SOURCE DOCUMENT
Even if many platforms are still trying to stand out by pushing more and more advanced features in their platforms which make them more suitable for expert users, you can notice a tendency to democratize the use of these platforms to non-experts data scientists also called “Citizen data scientist”. DataRobot, for instance, appears as a new entrant to the Gartner Magic Quadrant in 2019 as a visionary partly due to its capacity to simplify the use of machine learning algorithms for Citizen data-scientists by leveraging the latest advances in the domain of automated Machine learning.
“The ability to empower users to quickly and easily build highly accurate predictive models with full transparency is perhaps the most important element of any successful machine learning platform. The only ingredients needed are curiosity and data — coding and machine learning skills are completely optional!” Data Robot
Changing Your Relationship with data
The second main reason why few organizations are able to take full advantage of artificial intelligence is related to how data is managed across the organization. Indeed, while modern data science platforms make it easy to test and compare hundreds of machine learning algorithms at the click of a button, it is still a challenge for many organizations to collect and prepare the right training dataset to feed these algorithms.
The data preparation part can be time-consuming, but is definitely not a roadblock. Data scientists report that data preparation can take up to 80% of the time spent on a project. Nevertheless, data science platforms are providing more and more user-friendly data-wrangling capabilities.
On the other hand, collecting the relevant data in a coherent way across the organization can be a real issue. In many cases Artificial Intelligence initiatives are stopped because important data is not available or not usable.
To illustrate this last point, let’s look at the way organizations create value for their customers. This is often achieved through several interconnected processes (marketing, finance, research & development, manufacturing, purchasing, supply chain…). When you look at these processes from the point of view of information systems, we usually find a patchwork of different softwares, databases and Excel files which are not all the time coherent at least in the way data are structured and stored.
The classical way organizations try to tackle this problem is by launching huge digitalization programs deploying new information systems and restructuring existing ones. Such programs are often risky, take several years before achieving their goals and are very expensive, so the chance of getting any competitive advantage from data and analytics is delayed even further.
Bezos API mandate
Amazon’s approach in this domain worth mentioning: in 2002, Jeff Bezos, the founder and CEO of Amazon, issued the following memo (afterwards called the “Bezos API mandate”) to his employees :
- All teams will henceforth expose their data and functionality through service interfaces.
- Teams must communicate with each other through these interfaces.
- There will be no other form of inter-process communication allowed: no direct linking, no direct reads of another team’s data store, no shared-memory model, no back-doors whatsoever. The only communication allowed is via service interface calls over the network.
- It doesn’t matter what technology they use.
The memo ended by saying “Anyone who doesn’t do this will be fired. Thank you; have a nice day!”.
If we put aside the authoritarian way the note was formulated and look at the consequences of such orientation, this means that if someone in the company needs to get information from marketing or any other team in the organization, instead of reaching to his/her colleagues through email/phone and get an extract from a database or a simple Excel file. He/she now can use a codified service interface to get the data. And whatever technology the marketing teams are using to manage and process this data (ranging from advanced commercial software to a simple spreadsheet) they need to expose their data through an application programming interface anyone in the company can use.

Items listed in a dataset
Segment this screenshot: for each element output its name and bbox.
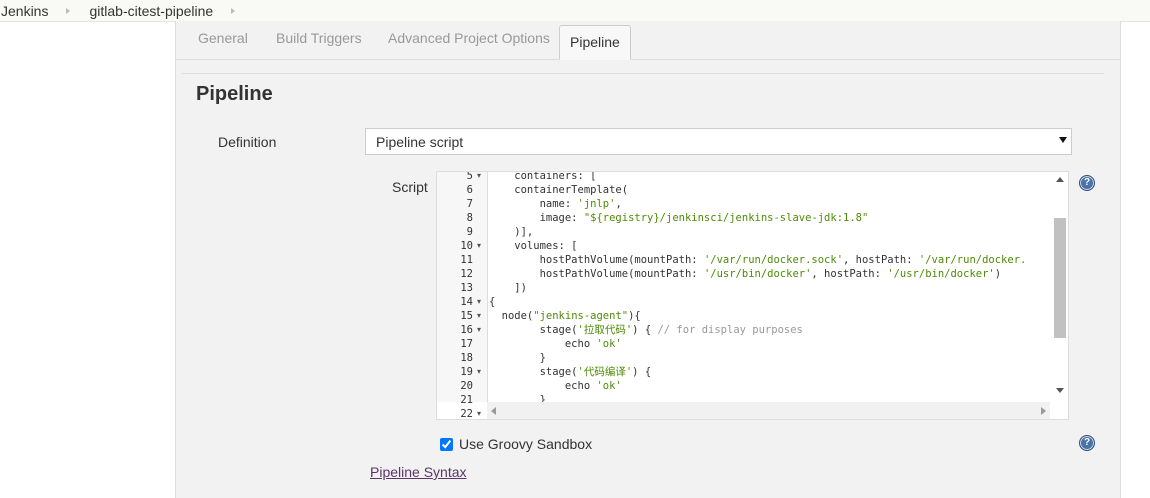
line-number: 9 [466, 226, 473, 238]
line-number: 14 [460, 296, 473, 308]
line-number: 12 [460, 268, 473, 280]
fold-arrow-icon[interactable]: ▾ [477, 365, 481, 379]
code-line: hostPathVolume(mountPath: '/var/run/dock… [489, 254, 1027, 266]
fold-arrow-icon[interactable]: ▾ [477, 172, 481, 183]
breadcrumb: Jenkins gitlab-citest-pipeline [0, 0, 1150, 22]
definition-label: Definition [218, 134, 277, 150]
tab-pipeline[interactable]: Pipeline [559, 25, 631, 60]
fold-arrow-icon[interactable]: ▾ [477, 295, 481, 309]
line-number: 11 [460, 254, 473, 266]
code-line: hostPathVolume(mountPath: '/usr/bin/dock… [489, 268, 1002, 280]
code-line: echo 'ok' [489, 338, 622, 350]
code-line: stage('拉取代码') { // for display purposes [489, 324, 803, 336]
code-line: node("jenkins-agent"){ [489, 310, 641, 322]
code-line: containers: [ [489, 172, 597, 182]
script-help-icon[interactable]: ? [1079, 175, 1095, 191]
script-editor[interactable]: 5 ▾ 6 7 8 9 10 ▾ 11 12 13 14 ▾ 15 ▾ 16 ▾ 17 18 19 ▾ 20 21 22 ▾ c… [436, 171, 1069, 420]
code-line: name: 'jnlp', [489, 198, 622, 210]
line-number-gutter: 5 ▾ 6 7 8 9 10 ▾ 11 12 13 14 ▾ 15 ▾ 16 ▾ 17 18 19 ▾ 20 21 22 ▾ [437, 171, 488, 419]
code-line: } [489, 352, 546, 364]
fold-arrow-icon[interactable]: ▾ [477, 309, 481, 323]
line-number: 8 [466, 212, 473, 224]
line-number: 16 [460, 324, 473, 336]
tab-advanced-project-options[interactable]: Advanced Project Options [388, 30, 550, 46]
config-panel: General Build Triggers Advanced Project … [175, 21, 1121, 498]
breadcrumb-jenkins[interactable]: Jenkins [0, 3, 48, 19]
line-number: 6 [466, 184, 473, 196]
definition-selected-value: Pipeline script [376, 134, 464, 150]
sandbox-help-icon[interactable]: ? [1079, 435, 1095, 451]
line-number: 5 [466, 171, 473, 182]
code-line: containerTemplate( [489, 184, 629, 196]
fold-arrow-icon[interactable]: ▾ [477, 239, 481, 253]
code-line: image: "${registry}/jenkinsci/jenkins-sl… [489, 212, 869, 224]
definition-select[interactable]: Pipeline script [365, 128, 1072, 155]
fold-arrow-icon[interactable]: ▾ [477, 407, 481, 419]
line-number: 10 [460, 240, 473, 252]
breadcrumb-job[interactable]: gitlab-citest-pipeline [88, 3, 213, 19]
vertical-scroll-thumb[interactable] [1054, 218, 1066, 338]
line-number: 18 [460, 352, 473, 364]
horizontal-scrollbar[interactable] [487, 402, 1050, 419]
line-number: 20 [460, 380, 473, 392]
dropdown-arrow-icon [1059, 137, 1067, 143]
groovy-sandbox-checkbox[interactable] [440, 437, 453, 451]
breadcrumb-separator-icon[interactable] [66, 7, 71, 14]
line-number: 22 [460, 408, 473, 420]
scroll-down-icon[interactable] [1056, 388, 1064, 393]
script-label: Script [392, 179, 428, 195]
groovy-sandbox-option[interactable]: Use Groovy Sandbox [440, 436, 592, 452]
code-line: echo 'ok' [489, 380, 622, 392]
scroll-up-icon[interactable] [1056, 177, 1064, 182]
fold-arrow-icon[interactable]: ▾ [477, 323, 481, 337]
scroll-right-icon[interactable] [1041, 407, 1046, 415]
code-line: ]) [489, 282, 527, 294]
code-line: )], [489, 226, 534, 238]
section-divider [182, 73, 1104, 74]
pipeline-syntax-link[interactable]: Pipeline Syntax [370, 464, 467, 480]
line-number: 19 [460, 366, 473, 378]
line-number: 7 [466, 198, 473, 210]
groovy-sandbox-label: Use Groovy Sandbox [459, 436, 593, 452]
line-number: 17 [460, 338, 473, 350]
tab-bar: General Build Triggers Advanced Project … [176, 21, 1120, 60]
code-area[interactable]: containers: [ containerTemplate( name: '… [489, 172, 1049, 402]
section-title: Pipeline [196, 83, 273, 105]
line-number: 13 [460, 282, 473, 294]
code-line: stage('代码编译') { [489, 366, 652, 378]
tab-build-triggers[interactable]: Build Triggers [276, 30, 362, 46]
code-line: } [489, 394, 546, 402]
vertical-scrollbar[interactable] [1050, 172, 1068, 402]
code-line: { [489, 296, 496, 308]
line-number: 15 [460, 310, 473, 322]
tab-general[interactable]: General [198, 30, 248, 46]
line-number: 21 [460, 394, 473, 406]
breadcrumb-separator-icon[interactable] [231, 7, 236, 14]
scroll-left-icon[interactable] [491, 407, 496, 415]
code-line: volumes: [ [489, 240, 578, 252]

---

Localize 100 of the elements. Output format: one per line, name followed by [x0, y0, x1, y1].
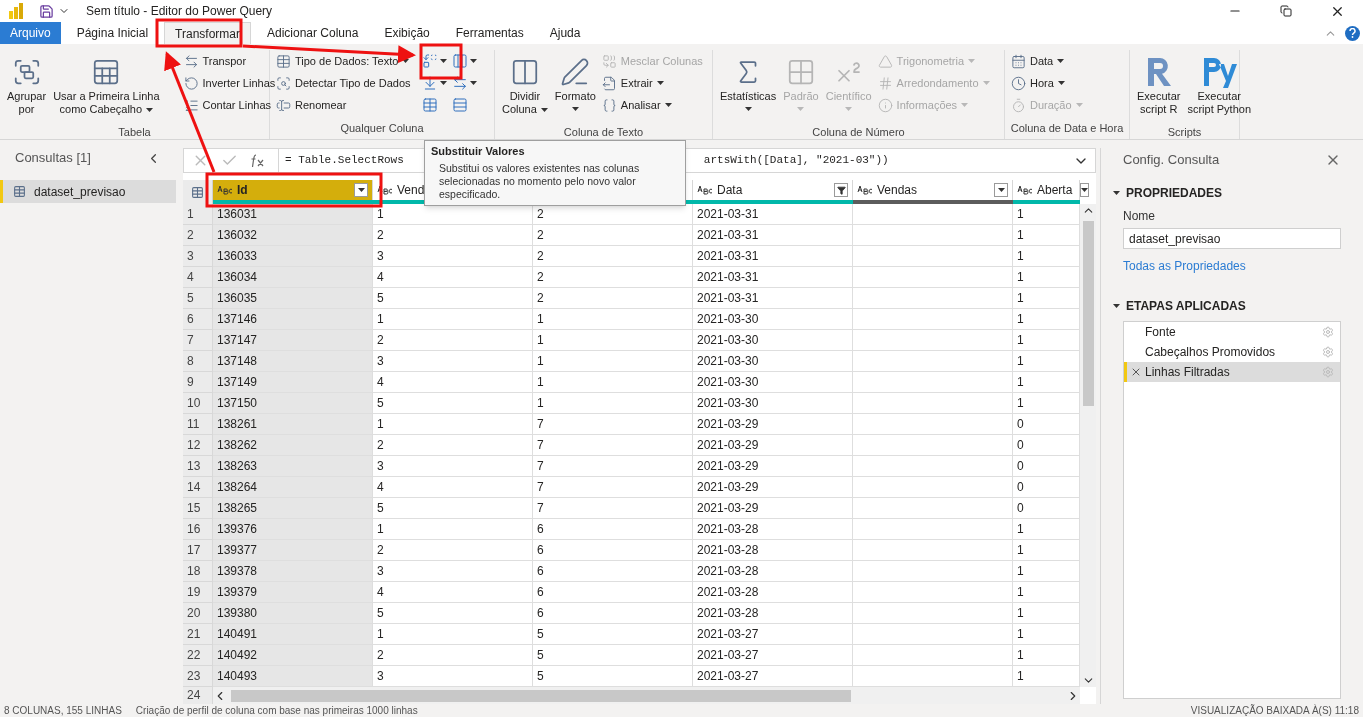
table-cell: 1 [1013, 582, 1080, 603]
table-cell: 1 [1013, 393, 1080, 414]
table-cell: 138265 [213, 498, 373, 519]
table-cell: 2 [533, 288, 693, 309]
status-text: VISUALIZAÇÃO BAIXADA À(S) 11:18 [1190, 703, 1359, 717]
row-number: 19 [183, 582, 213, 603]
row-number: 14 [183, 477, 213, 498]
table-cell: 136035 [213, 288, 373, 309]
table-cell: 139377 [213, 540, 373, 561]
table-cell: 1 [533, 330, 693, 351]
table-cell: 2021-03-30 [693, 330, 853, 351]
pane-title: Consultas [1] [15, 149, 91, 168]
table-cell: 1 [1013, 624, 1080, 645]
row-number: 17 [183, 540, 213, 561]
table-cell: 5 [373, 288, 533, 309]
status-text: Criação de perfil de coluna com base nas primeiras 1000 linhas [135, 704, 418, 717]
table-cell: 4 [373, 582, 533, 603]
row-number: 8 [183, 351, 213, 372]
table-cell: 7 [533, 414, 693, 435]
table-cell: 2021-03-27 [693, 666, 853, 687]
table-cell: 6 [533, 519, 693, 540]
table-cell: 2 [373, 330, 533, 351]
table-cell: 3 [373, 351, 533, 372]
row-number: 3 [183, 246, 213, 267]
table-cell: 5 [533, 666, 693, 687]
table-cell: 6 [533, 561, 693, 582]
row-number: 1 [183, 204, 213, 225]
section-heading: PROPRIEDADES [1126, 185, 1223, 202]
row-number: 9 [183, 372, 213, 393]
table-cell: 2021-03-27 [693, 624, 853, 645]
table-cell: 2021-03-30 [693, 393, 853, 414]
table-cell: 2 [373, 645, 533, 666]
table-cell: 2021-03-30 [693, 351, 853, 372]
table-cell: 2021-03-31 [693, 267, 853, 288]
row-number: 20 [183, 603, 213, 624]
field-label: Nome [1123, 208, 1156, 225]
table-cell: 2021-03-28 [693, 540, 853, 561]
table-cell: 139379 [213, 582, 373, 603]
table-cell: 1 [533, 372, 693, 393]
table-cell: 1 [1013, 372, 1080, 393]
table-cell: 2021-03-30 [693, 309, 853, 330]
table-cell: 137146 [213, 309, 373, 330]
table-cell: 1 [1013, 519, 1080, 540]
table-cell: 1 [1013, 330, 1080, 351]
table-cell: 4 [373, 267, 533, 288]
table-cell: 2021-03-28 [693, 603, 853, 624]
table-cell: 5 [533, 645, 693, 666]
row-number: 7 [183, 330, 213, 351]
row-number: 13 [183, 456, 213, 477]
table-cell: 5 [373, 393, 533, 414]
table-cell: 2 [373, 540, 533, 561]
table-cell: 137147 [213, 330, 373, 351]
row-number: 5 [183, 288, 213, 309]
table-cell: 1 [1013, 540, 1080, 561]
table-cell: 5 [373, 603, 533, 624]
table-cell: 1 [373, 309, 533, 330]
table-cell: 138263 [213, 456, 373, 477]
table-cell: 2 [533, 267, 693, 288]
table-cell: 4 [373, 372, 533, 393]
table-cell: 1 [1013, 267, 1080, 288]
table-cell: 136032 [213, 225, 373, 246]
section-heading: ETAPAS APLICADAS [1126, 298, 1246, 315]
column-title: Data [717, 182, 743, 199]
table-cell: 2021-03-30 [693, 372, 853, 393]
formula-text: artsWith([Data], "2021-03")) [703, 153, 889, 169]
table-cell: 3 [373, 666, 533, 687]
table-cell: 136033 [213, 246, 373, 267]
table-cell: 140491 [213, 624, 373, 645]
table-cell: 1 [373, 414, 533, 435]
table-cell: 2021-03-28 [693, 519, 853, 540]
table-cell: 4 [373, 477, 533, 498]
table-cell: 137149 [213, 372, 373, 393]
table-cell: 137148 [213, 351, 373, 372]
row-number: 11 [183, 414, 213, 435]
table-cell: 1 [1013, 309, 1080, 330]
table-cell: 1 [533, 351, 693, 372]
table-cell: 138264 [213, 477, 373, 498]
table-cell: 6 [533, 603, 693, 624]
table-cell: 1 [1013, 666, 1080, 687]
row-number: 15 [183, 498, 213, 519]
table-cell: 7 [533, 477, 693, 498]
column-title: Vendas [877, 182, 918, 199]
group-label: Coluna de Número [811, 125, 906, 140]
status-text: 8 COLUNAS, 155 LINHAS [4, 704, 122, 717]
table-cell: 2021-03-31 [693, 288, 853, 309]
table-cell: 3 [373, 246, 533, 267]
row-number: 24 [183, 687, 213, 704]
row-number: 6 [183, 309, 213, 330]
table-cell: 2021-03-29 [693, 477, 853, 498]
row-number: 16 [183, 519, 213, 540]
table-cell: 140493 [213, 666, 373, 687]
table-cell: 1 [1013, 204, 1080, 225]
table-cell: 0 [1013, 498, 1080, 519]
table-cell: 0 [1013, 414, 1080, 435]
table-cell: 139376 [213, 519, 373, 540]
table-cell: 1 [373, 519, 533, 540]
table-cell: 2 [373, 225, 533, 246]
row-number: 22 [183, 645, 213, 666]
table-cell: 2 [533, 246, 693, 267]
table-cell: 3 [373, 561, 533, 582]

==

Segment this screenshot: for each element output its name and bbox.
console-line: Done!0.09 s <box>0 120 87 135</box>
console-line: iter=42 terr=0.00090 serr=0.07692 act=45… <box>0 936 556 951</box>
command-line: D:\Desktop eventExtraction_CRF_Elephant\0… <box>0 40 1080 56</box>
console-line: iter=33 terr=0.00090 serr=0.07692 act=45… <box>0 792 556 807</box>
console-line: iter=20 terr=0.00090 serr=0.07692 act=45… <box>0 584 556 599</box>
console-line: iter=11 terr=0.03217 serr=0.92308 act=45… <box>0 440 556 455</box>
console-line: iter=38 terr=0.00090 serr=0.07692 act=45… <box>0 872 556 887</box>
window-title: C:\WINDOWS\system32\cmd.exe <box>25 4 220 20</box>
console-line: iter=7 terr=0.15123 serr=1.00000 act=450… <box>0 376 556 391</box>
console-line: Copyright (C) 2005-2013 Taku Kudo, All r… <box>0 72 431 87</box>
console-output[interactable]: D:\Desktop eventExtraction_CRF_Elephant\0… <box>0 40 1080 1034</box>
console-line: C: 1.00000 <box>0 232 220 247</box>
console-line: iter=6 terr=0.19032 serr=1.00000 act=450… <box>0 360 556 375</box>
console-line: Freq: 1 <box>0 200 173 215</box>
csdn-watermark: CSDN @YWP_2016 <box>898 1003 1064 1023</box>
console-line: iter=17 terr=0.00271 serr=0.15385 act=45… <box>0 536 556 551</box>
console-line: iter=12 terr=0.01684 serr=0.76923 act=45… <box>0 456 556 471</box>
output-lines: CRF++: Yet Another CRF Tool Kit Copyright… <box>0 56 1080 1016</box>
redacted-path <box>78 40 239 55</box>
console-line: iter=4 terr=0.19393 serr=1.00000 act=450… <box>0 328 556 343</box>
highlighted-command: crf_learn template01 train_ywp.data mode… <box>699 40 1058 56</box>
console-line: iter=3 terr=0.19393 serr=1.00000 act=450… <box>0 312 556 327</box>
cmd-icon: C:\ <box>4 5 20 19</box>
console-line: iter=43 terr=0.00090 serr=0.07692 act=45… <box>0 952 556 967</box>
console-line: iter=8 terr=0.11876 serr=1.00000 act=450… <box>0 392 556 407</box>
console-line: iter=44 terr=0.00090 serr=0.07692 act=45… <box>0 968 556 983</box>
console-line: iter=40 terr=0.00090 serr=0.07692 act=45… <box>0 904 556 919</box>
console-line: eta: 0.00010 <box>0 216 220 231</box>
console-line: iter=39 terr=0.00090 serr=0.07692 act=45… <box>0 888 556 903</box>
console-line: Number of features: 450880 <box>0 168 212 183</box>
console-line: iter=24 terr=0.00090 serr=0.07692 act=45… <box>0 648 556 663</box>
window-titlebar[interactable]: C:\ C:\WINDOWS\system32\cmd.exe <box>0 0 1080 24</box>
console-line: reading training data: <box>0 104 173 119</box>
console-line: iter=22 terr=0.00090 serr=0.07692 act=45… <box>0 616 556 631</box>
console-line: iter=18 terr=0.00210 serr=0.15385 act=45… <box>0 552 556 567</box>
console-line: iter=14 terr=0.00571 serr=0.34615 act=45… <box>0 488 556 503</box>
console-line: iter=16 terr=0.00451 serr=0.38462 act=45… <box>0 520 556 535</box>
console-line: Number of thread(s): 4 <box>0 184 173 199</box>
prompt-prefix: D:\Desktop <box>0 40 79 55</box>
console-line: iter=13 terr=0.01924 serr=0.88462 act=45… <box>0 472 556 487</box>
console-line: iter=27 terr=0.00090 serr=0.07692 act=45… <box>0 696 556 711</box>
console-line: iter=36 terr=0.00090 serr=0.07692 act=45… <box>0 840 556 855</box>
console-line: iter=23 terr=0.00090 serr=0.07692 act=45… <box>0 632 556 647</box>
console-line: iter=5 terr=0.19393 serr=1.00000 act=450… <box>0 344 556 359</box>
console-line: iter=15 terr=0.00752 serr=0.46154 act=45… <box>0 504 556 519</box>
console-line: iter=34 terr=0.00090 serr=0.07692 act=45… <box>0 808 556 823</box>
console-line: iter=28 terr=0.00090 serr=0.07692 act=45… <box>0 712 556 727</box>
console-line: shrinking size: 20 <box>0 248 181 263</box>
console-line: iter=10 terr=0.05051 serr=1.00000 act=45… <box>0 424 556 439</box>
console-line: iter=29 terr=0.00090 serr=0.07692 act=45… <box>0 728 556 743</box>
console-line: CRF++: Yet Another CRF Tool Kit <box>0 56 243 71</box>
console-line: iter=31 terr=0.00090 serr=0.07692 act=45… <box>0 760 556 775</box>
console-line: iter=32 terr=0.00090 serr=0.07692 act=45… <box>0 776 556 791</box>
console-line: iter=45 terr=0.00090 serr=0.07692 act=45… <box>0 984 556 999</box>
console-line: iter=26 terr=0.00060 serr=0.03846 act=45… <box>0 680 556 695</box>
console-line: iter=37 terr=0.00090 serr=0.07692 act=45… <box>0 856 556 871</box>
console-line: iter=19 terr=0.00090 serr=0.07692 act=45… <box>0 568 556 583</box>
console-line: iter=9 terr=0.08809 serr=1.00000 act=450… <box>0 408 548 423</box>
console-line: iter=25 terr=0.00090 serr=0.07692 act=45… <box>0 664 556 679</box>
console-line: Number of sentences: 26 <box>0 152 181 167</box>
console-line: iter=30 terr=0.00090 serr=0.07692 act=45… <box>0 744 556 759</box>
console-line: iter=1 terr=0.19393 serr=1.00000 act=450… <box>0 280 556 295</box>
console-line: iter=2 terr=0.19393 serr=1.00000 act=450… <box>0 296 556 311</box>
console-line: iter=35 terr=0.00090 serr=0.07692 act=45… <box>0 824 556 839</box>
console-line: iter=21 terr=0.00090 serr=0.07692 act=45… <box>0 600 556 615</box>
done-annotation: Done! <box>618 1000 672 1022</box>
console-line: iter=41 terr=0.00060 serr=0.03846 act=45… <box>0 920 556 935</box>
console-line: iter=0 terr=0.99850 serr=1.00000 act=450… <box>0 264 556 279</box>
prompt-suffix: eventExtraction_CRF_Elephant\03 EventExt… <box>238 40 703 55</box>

REQUESTS
1. Copy the part of the article on organizations and their data, starting with "- There will" and going on through "technology they use.".
2. Arrange the lines of the entries as a JSON list of strings, one string per line with blank lines left out, starting with the line with "table-cell: 1 [1013, 582, 1080, 603]" and going on through the line with "row-number: 19 [183, 582, 213, 603]".
The article and the entries are unrelated pieces of material.

TASK SOLUTIONS
1.
- There will be no other form of inter-process communication allowed: no direct linking, no direct reads of another team’s data store, no shared-memory model, no back-doors whatsoever. The only communication allowed is via service interface calls over the network.
- It doesn’t matter what technology they use.

2.
[
  "table-cell: 1 [1013, 582, 1080, 603]",
  "table-cell: 1 [1013, 393, 1080, 414]",
  "table-cell: 138265 [213, 498, 373, 519]",
  "table-cell: 2 [533, 288, 693, 309]",
  "status-text: VISUALIZAÇÃO BAIXADA À(S) 11:18 [1190, 703, 1359, 717]",
  "row-number: 19 [183, 582, 213, 603]"
]